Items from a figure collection
▬▬▬

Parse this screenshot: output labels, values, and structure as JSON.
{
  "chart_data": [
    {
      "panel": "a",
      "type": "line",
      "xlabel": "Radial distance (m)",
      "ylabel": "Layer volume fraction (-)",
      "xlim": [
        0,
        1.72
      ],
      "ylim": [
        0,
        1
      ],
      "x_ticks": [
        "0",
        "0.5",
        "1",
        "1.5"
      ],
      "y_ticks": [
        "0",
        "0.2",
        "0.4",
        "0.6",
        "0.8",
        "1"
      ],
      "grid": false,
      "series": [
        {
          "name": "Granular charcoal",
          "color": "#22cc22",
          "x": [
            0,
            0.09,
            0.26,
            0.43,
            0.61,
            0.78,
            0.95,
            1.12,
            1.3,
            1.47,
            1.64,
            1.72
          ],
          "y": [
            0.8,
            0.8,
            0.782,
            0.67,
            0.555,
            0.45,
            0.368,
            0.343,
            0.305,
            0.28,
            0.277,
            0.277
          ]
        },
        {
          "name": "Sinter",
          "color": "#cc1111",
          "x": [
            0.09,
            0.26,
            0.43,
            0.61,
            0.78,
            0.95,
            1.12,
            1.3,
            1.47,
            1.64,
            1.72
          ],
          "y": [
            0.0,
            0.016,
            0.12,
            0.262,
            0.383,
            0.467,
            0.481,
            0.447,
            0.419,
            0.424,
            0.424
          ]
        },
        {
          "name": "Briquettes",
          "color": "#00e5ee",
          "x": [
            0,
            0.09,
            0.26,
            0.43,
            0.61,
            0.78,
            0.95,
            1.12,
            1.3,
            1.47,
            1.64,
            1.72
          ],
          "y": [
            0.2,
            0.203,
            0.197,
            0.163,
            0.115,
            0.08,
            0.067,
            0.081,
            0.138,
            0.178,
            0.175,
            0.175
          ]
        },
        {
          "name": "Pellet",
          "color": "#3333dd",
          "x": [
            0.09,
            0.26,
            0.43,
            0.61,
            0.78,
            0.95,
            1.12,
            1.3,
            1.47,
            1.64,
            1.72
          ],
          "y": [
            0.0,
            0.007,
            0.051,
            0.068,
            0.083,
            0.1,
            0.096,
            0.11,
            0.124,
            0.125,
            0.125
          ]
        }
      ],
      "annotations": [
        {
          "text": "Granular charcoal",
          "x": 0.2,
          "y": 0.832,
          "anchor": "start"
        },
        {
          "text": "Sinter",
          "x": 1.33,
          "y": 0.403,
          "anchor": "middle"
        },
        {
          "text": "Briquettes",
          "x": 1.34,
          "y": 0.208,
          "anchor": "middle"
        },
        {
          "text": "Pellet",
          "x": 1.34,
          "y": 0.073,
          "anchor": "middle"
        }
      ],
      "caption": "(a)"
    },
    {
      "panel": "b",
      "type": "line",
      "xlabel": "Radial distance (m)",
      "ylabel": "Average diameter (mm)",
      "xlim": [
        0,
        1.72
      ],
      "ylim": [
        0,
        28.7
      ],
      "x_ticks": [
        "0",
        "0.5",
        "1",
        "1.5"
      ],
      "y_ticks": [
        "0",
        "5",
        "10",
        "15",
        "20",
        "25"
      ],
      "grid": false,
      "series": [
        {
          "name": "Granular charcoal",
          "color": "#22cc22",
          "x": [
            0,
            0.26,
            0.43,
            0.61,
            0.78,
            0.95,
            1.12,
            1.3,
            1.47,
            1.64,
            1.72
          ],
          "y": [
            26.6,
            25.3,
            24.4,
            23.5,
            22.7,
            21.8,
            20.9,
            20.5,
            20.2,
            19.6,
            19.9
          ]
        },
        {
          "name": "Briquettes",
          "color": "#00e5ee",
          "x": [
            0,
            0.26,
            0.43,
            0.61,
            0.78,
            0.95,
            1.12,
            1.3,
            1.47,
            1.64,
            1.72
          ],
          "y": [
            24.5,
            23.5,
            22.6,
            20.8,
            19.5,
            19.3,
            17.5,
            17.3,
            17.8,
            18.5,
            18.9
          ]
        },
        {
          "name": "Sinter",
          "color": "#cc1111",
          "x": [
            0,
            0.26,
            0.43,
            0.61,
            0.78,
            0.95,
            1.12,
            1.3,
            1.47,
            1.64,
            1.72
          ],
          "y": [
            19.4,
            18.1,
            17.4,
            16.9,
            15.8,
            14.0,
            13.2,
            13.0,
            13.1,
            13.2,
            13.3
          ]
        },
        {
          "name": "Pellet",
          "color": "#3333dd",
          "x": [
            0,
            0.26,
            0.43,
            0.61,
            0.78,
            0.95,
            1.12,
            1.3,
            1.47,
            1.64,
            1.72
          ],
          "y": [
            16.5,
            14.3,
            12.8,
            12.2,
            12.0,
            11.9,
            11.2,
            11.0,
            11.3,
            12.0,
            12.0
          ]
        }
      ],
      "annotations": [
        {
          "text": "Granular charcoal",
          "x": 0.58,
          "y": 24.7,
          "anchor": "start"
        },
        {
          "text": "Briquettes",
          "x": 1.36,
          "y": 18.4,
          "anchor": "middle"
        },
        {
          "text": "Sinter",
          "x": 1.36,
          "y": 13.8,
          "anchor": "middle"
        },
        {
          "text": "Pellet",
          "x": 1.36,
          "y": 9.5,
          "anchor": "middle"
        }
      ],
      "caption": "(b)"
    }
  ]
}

▬▬▬

THE REQUEST
Output each record precisely as given.

ANSWER BELOW
Parse this screenshot: output labels, values, and structure as JSON.
{
  "chart_data": [
    {
      "panel": "a",
      "type": "line",
      "xlabel": "Radial distance (m)",
      "ylabel": "Layer volume fraction (-)",
      "xlim": [
        0,
        1.72
      ],
      "ylim": [
        0,
        1
      ],
      "x_ticks": [
        "0",
        "0.5",
        "1",
        "1.5"
      ],
      "y_ticks": [
        "0",
        "0.2",
        "0.4",
        "0.6",
        "0.8",
        "1"
      ],
      "grid": false,
      "series": [
        {
          "name": "Granular charcoal",
          "color": "#22cc22",
          "x": [
            0,
            0.09,
            0.26,
            0.43,
            0.61,
            0.78,
            0.95,
            1.12,
            1.3,
            1.47,
            1.64,
            1.72
          ],
          "y": [
            0.8,
            0.8,
            0.782,
            0.67,
            0.555,
            0.45,
            0.368,
            0.343,
            0.305,
            0.28,
            0.277,
            0.277
          ]
        },
        {
          "name": "Sinter",
          "color": "#cc1111",
          "x": [
            0.09,
            0.26,
            0.43,
            0.61,
            0.78,
            0.95,
            1.12,
            1.3,
            1.47,
            1.64,
            1.72
          ],
          "y": [
            0.0,
            0.016,
            0.12,
            0.262,
            0.383,
            0.467,
            0.481,
            0.447,
            0.419,
            0.424,
            0.424
          ]
        },
        {
          "name": "Briquettes",
          "color": "#00e5ee",
          "x": [
            0,
            0.09,
            0.26,
            0.43,
            0.61,
            0.78,
            0.95,
            1.12,
            1.3,
            1.47,
            1.64,
            1.72
          ],
          "y": [
            0.2,
            0.203,
            0.197,
            0.163,
            0.115,
            0.08,
            0.067,
            0.081,
            0.138,
            0.178,
            0.175,
            0.175
          ]
        },
        {
          "name": "Pellet",
          "color": "#3333dd",
          "x": [
            0.09,
            0.26,
            0.43,
            0.61,
            0.78,
            0.95,
            1.12,
            1.3,
            1.47,
            1.64,
            1.72
          ],
          "y": [
            0.0,
            0.007,
            0.051,
            0.068,
            0.083,
            0.1,
            0.096,
            0.11,
            0.124,
            0.125,
            0.125
          ]
        }
      ],
      "annotations": [
        {
          "text": "Granular charcoal",
          "x": 0.2,
          "y": 0.832,
          "anchor": "start"
        },
        {
          "text": "Sinter",
          "x": 1.33,
          "y": 0.403,
          "anchor": "middle"
        },
        {
          "text": "Briquettes",
          "x": 1.34,
          "y": 0.208,
          "anchor": "middle"
        },
        {
          "text": "Pellet",
          "x": 1.34,
          "y": 0.073,
          "anchor": "middle"
        }
      ],
      "caption": "(a)"
    },
    {
      "panel": "b",
      "type": "line",
      "xlabel": "Radial distance (m)",
      "ylabel": "Average diameter (mm)",
      "xlim": [
        0,
        1.72
      ],
      "ylim": [
        0,
        28.7
      ],
      "x_ticks": [
        "0",
        "0.5",
        "1",
        "1.5"
      ],
      "y_ticks": [
        "0",
        "5",
        "10",
        "15",
        "20",
        "25"
      ],
      "grid": false,
      "series": [
        {
          "name": "Granular charcoal",
          "color": "#22cc22",
          "x": [
            0,
            0.26,
            0.43,
            0.61,
            0.78,
            0.95,
            1.12,
            1.3,
            1.47,
            1.64,
            1.72
          ],
          "y": [
            26.6,
            25.3,
            24.4,
            23.5,
            22.7,
            21.8,
            20.9,
            20.5,
            20.2,
            19.6,
            19.9
          ]
        },
        {
          "name": "Briquettes",
          "color": "#00e5ee",
          "x": [
            0,
            0.26,
            0.43,
            0.61,
            0.78,
            0.95,
            1.12,
            1.3,
            1.47,
            1.64,
            1.72
          ],
          "y": [
            24.5,
            23.5,
            22.6,
            20.8,
            19.5,
            19.3,
            17.5,
            17.3,
            17.8,
            18.5,
            18.9
          ]
        },
        {
          "name": "Sinter",
          "color": "#cc1111",
          "x": [
            0,
            0.26,
            0.43,
            0.61,
            0.78,
            0.95,
            1.12,
            1.3,
            1.47,
            1.64,
            1.72
          ],
          "y": [
            19.4,
            18.1,
            17.4,
            16.9,
            15.8,
            14.0,
            13.2,
            13.0,
            13.1,
            13.2,
            13.3
          ]
        },
        {
          "name": "Pellet",
          "color": "#3333dd",
          "x": [
            0,
            0.26,
            0.43,
            0.61,
            0.78,
            0.95,
            1.12,
            1.3,
            1.47,
            1.64,
            1.72
          ],
          "y": [
            16.5,
            14.3,
            12.8,
            12.2,
            12.0,
            11.9,
            11.2,
            11.0,
            11.3,
            12.0,
            12.0
          ]
        }
      ],
      "annotations": [
        {
          "text": "Granular charcoal",
          "x": 0.58,
          "y": 24.7,
          "anchor": "start"
        },
        {
          "text": "Briquettes",
          "x": 1.36,
          "y": 18.4,
          "anchor": "middle"
        },
        {
          "text": "Sinter",
          "x": 1.36,
          "y": 13.8,
          "anchor": "middle"
        },
        {
          "text": "Pellet",
          "x": 1.36,
          "y": 9.5,
          "anchor": "middle"
        }
      ],
      "caption": "(b)"
    }
  ]
}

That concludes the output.